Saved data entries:
════════

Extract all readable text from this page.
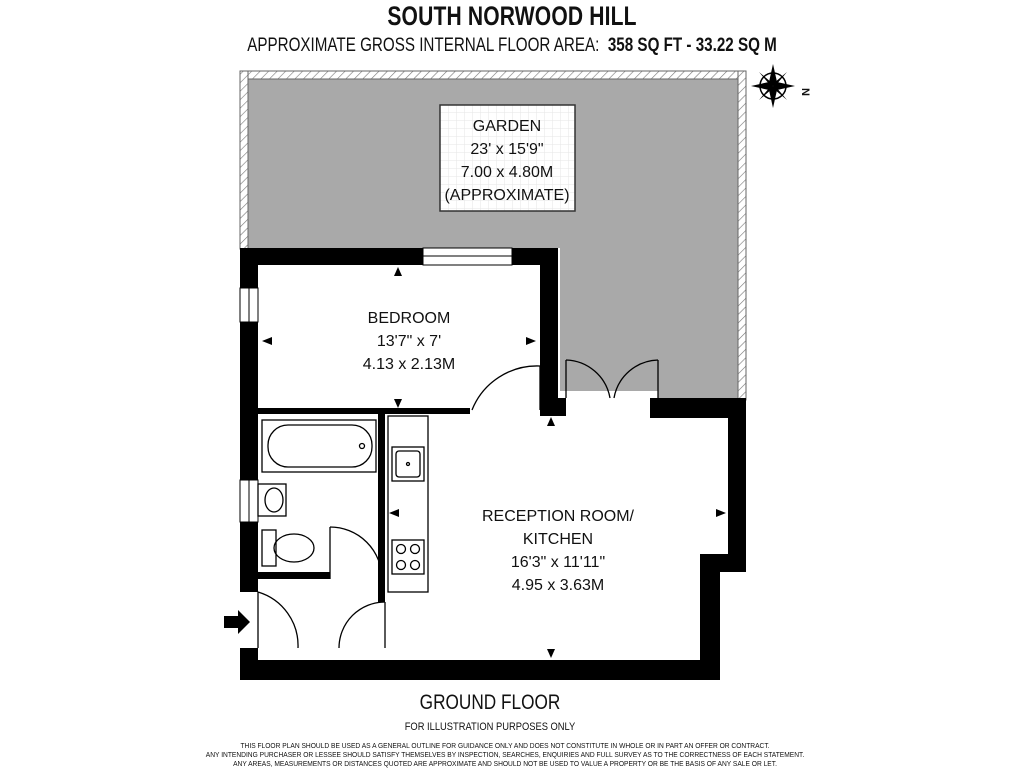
SOUTH NORWOOD HILL
APPROXIMATE GROSS INTERNAL FLOOR AREA: 358 SQ FT - 33.22 SQ M
GARDEN
23' x 15'9"
7.00 x 4.80M
(APPROXIMATE)
BEDROOM
13'7" x 7'
4.13 x 2.13M
RECEPTION ROOM/
KITCHEN
16'3" x 11'11"
4.95 x 3.63M
N
GROUND FLOOR
FOR ILLUSTRATION PURPOSES ONLY
THIS FLOOR PLAN SHOULD BE USED AS A GENERAL OUTLINE FOR GUIDANCE ONLY AND DOES NOT CONSTITUTE IN WHOLE OR IN PART AN OFFER OR CONTRACT.
ANY INTENDING PURCHASER OR LESSEE SHOULD SATISFY THEMSELVES BY INSPECTION, SEARCHES, ENQUIRIES AND FULL SURVEY AS TO THE CORRECTNESS OF EACH STATEMENT.
ANY AREAS, MEASUREMENTS OR DISTANCES QUOTED ARE APPROXIMATE AND SHOULD NOT BE USED TO VALUE A PROPERTY OR BE THE BASIS OF ANY SALE OR LET.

════════

**What you have to do**
Of the lines in this listing, how many contain "APPROXIMATE"? Reply with the number and nothing more.

**The completed task**
3